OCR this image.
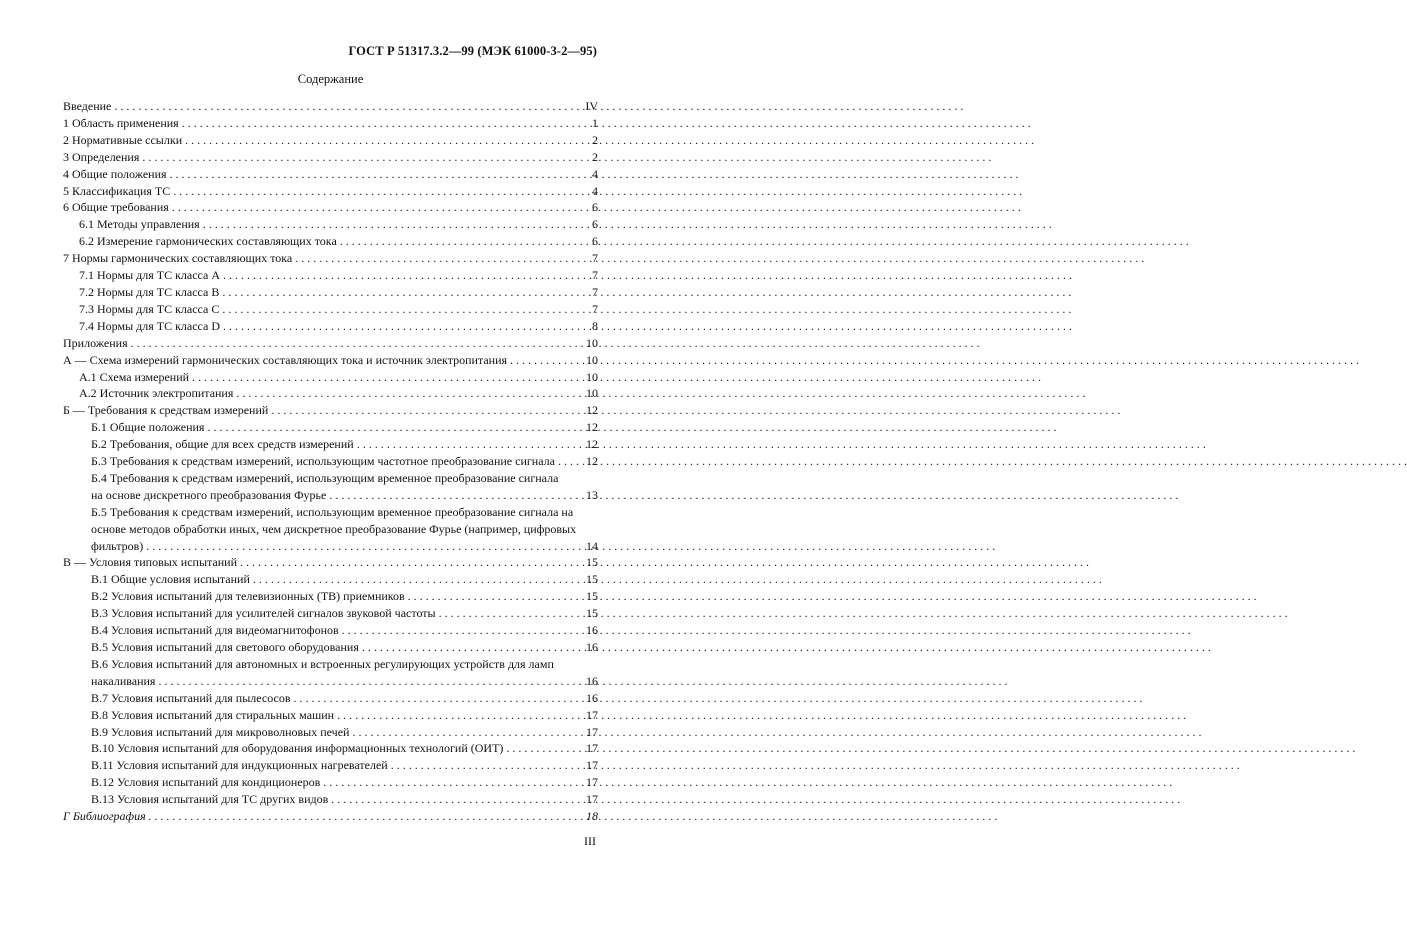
ГОСТ Р 51317.3.2—99 (МЭК 61000-3-2—95)
Содержание
Введение . . .	IV
1 Область применения . . .	1
2 Нормативные ссылки . . .	2
3 Определения . . .	2
4 Общие положения . . .	4
5 Классификация ТС . . .	4
6 Общие требования . . .	6
6.1 Методы управления . . .	6
6.2 Измерение гармонических составляющих тока . . .	6
7 Нормы гармонических составляющих тока . . .	7
7.1 Нормы для ТС класса А . . .	7
7.2 Нормы для ТС класса В . . .	7
7.3 Нормы для ТС класса С . . .	7
7.4 Нормы для ТС класса D . . .	8
Приложения . . .	10
А — Схема измерений гармонических составляющих тока и источник электропитания . . .	10
А.1 Схема измерений . . .	10
А.2 Источник электропитания . . .	10
Б — Требования к средствам измерений . . .	12
Б.1 Общие положения . . .	12
Б.2 Требования, общие для всех средств измерений . . .	12
Б.3 Требования к средствам измерений, использующим частотное преобразование сигнала . . .	12
Б.4 Требования к средствам измерений, использующим временное преобразование сигнала
на основе дискретного преобразования Фурье . . .	13
Б.5 Требования к средствам измерений, использующим временное преобразование сигнала на
основе методов обработки иных, чем дискретное преобразование Фурье (например, цифровых
фильтров) . . .	14
В — Условия типовых испытаний . . .	15
В.1 Общие условия испытаний . . .	15
В.2 Условия испытаний для телевизионных (ТВ) приемников . . .	15
В.3 Условия испытаний для усилителей сигналов звуковой частоты . . .	15
В.4 Условия испытаний для видеомагнитофонов . . .	16
В.5 Условия испытаний для светового оборудования . . .	16
В.6 Условия испытаний для автономных и встроенных регулирующих устройств для ламп
накаливания . . .	16
В.7 Условия испытаний для пылесосов . . .	16
В.8 Условия испытаний для стиральных машин . . .	17
В.9 Условия испытаний для микроволновых печей . . .	17
В.10 Условия испытаний для оборудования информационных технологий (ОИТ) . . .	17
В.11 Условия испытаний для индукционных нагревателей . . .	17
В.12 Условия испытаний для кондиционеров . . .	17
В.13 Условия испытаний для ТС других видов . . .	17
Г Библиография . . .	18
III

⁂

Required work | Where a line above holds the string "временное", show that line.

Complete response |
Б.4 Требования к средствам измерений, использующим временное преобразование сигнала
Б.5 Требования к средствам измерений, использующим временное преобразование сигнала на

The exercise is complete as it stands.